# Requirements:
Word for word, retype every entry in the listing.

++++ Provided data

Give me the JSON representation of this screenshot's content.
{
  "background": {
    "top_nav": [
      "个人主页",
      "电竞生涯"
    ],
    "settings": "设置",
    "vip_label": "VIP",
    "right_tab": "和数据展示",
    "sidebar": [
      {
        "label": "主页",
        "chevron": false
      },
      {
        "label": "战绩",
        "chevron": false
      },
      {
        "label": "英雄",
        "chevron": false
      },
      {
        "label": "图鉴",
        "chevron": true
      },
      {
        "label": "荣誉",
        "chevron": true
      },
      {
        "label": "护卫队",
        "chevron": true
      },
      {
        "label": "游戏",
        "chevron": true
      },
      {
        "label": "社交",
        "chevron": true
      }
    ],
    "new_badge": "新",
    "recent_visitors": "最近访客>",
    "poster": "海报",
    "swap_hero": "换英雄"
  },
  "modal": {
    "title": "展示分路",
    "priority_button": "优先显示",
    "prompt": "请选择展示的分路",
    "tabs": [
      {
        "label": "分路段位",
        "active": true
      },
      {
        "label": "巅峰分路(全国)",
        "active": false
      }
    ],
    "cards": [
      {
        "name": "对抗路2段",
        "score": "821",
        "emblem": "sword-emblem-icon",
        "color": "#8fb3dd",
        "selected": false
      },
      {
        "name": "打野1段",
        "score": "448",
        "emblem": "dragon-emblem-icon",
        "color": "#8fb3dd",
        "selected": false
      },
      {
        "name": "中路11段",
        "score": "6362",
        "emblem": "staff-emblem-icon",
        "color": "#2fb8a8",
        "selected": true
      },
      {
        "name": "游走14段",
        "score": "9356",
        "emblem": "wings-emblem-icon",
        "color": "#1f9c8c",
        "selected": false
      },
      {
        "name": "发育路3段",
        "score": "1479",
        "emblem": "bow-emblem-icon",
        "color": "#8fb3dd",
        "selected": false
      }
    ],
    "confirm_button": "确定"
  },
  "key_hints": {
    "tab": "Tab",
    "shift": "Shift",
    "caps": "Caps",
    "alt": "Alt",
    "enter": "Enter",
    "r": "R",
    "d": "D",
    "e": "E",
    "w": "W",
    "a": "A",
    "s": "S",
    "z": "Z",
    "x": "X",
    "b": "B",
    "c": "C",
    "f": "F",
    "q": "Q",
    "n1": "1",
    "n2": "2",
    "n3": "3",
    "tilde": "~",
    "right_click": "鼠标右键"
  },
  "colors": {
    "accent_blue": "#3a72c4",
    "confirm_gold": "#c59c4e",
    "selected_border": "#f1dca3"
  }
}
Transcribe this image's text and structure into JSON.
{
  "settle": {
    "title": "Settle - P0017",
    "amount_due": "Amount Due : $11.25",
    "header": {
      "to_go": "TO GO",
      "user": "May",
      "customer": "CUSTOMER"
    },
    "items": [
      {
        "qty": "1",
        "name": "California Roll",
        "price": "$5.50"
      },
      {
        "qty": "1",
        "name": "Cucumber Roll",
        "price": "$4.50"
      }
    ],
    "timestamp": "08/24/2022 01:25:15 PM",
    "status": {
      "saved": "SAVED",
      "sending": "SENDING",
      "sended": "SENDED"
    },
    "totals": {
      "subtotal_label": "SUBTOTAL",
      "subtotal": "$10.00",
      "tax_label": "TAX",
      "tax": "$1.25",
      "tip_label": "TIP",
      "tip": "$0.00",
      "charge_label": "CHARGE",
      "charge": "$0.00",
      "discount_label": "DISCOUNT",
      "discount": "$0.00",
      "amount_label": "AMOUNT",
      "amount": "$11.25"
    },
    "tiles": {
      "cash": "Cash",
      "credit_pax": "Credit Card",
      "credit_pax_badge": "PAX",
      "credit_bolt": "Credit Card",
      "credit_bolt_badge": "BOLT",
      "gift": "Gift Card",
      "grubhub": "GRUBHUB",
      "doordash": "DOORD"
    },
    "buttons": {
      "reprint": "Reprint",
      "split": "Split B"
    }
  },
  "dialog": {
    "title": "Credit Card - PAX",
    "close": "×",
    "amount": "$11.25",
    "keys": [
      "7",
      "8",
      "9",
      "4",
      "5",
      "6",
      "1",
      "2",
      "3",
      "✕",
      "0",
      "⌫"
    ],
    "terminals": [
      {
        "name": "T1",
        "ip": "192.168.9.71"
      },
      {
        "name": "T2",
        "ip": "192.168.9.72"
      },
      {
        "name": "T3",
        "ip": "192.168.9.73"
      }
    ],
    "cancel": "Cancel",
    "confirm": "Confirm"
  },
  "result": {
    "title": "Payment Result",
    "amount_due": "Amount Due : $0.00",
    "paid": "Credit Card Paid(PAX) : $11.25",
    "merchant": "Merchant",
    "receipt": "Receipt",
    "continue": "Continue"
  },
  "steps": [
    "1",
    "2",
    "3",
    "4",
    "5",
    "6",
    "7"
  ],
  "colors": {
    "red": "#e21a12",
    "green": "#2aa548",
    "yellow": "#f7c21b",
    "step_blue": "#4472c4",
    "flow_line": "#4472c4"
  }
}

++++++++

# Exercise answer:
Give me the JSON representation of this screenshot's content.
{
  "background": {
    "top_nav": [
      "个人主页",
      "电竞生涯"
    ],
    "settings": "设置",
    "vip_label": "VIP",
    "right_tab": "和数据展示",
    "sidebar": [
      {
        "label": "主页",
        "chevron": false
      },
      {
        "label": "战绩",
        "chevron": false
      },
      {
        "label": "英雄",
        "chevron": false
      },
      {
        "label": "图鉴",
        "chevron": true
      },
      {
        "label": "荣誉",
        "chevron": true
      },
      {
        "label": "护卫队",
        "chevron": true
      },
      {
        "label": "游戏",
        "chevron": true
      },
      {
        "label": "社交",
        "chevron": true
      }
    ],
    "new_badge": "新",
    "recent_visitors": "最近访客>",
    "poster": "海报",
    "swap_hero": "换英雄"
  },
  "modal": {
    "title": "展示分路",
    "priority_button": "优先显示",
    "prompt": "请选择展示的分路",
    "tabs": [
      {
        "label": "分路段位",
        "active": true
      },
      {
        "label": "巅峰分路(全国)",
        "active": false
      }
    ],
    "cards": [
      {
        "name": "对抗路2段",
        "score": "821",
        "emblem": "sword-emblem-icon",
        "color": "#8fb3dd",
        "selected": false
      },
      {
        "name": "打野1段",
        "score": "448",
        "emblem": "dragon-emblem-icon",
        "color": "#8fb3dd",
        "selected": false
      },
      {
        "name": "中路11段",
        "score": "6362",
        "emblem": "staff-emblem-icon",
        "color": "#2fb8a8",
        "selected": true
      },
      {
        "name": "游走14段",
        "score": "9356",
        "emblem": "wings-emblem-icon",
        "color": "#1f9c8c",
        "selected": false
      },
      {
        "name": "发育路3段",
        "score": "1479",
        "emblem": "bow-emblem-icon",
        "color": "#8fb3dd",
        "selected": false
      }
    ],
    "confirm_button": "确定"
  },
  "key_hints": {
    "tab": "Tab",
    "shift": "Shift",
    "caps": "Caps",
    "alt": "Alt",
    "enter": "Enter",
    "r": "R",
    "d": "D",
    "e": "E",
    "w": "W",
    "a": "A",
    "s": "S",
    "z": "Z",
    "x": "X",
    "b": "B",
    "c": "C",
    "f": "F",
    "q": "Q",
    "n1": "1",
    "n2": "2",
    "n3": "3",
    "tilde": "~",
    "right_click": "鼠标右键"
  },
  "colors": {
    "accent_blue": "#3a72c4",
    "confirm_gold": "#c59c4e",
    "selected_border": "#f1dca3"
  }
}
Transcribe this image's text and structure into JSON.
{
  "settle": {
    "title": "Settle - P0017",
    "amount_due": "Amount Due : $11.25",
    "header": {
      "to_go": "TO GO",
      "user": "May",
      "customer": "CUSTOMER"
    },
    "items": [
      {
        "qty": "1",
        "name": "California Roll",
        "price": "$5.50"
      },
      {
        "qty": "1",
        "name": "Cucumber Roll",
        "price": "$4.50"
      }
    ],
    "timestamp": "08/24/2022 01:25:15 PM",
    "status": {
      "saved": "SAVED",
      "sending": "SENDING",
      "sended": "SENDED"
    },
    "totals": {
      "subtotal_label": "SUBTOTAL",
      "subtotal": "$10.00",
      "tax_label": "TAX",
      "tax": "$1.25",
      "tip_label": "TIP",
      "tip": "$0.00",
      "charge_label": "CHARGE",
      "charge": "$0.00",
      "discount_label": "DISCOUNT",
      "discount": "$0.00",
      "amount_label": "AMOUNT",
      "amount": "$11.25"
    },
    "tiles": {
      "cash": "Cash",
      "credit_pax": "Credit Card",
      "credit_pax_badge": "PAX",
      "credit_bolt": "Credit Card",
      "credit_bolt_badge": "BOLT",
      "gift": "Gift Card",
      "grubhub": "GRUBHUB",
      "doordash": "DOORD"
    },
    "buttons": {
      "reprint": "Reprint",
      "split": "Split B"
    }
  },
  "dialog": {
    "title": "Credit Card - PAX",
    "close": "×",
    "amount": "$11.25",
    "keys": [
      "7",
      "8",
      "9",
      "4",
      "5",
      "6",
      "1",
      "2",
      "3",
      "✕",
      "0",
      "⌫"
    ],
    "terminals": [
      {
        "name": "T1",
        "ip": "192.168.9.71"
      },
      {
        "name": "T2",
        "ip": "192.168.9.72"
      },
      {
        "name": "T3",
        "ip": "192.168.9.73"
      }
    ],
    "cancel": "Cancel",
    "confirm": "Confirm"
  },
  "result": {
    "title": "Payment Result",
    "amount_due": "Amount Due : $0.00",
    "paid": "Credit Card Paid(PAX) : $11.25",
    "merchant": "Merchant",
    "receipt": "Receipt",
    "continue": "Continue"
  },
  "steps": [
    "1",
    "2",
    "3",
    "4",
    "5",
    "6",
    "7"
  ],
  "colors": {
    "red": "#e21a12",
    "green": "#2aa548",
    "yellow": "#f7c21b",
    "step_blue": "#4472c4",
    "flow_line": "#4472c4"
  }
}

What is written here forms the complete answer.